### Given exercise
Search the material for the word "title" and copy each line that holds it.

--- start of Provided records ---

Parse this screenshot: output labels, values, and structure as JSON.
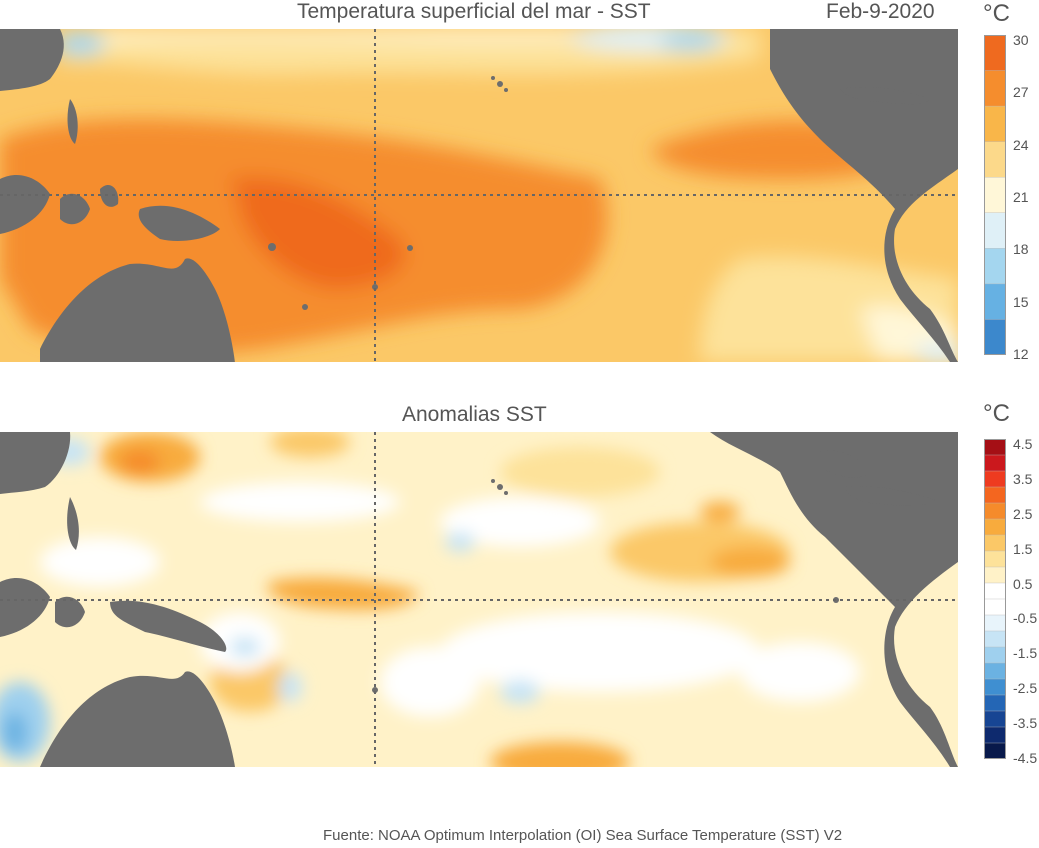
{
  "top_panel": {
    "title": "Temperatura superficial del mar - SST",
    "date": "Feb-9-2020",
    "unit": "°C",
    "colorbar": {
      "labels": [
        "30",
        "27",
        "24",
        "21",
        "18",
        "15",
        "12"
      ],
      "colors": [
        "#ef6a1f",
        "#f58d2d",
        "#f9b649",
        "#fcd98a",
        "#fff7d8",
        "#dff0f7",
        "#a4d6ef",
        "#66b1e3",
        "#3c88cc"
      ]
    }
  },
  "bottom_panel": {
    "title": "Anomalias SST",
    "unit": "°C",
    "colorbar": {
      "labels": [
        "4.5",
        "3.5",
        "2.5",
        "1.5",
        "0.5",
        "-0.5",
        "-1.5",
        "-2.5",
        "-3.5",
        "-4.5"
      ],
      "colors": [
        "#a50f15",
        "#cb181d",
        "#ee3b20",
        "#f4661f",
        "#f58b2b",
        "#f8ab3d",
        "#fbc867",
        "#fde29a",
        "#fff2c8",
        "#ffffff",
        "#ffffff",
        "#e8f4fb",
        "#c7e4f5",
        "#9fd0ee",
        "#6bb2e2",
        "#3f8fd1",
        "#2466b5",
        "#174593",
        "#0e2a6e",
        "#08194b"
      ]
    }
  },
  "footer": "Fuente: NOAA Optimum Interpolation (OI) Sea Surface Temperature (SST) V2",
  "map_colors": {
    "land": "#6d6d6d",
    "grid_line": "#666666"
  }
}
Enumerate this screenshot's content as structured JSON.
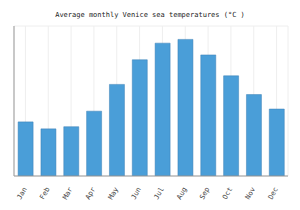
{
  "chart_data": {
    "type": "bar",
    "title": "Average monthly Venice sea temperatures (°C )",
    "categories": [
      "Jan",
      "Feb",
      "Mar",
      "Apr",
      "May",
      "Jun",
      "Jul",
      "Aug",
      "Sep",
      "Oct",
      "Nov",
      "Dec"
    ],
    "values": [
      10.1,
      8.8,
      9.2,
      12.1,
      17.1,
      21.7,
      24.8,
      25.5,
      22.6,
      18.7,
      15.2,
      12.5
    ],
    "color": "#4a9ed8",
    "ylim": [
      0,
      28
    ],
    "yticks": [
      0,
      5,
      10,
      15,
      20,
      25
    ],
    "grid": true,
    "tick_labels": "x"
  }
}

--- end of Provided records ---

### Exercise answer
    "title": "Temperatura superficial del mar - SST",
    "title": "Anomalias SST",
    "title": "Average monthly Venice sea temperatures (°C )",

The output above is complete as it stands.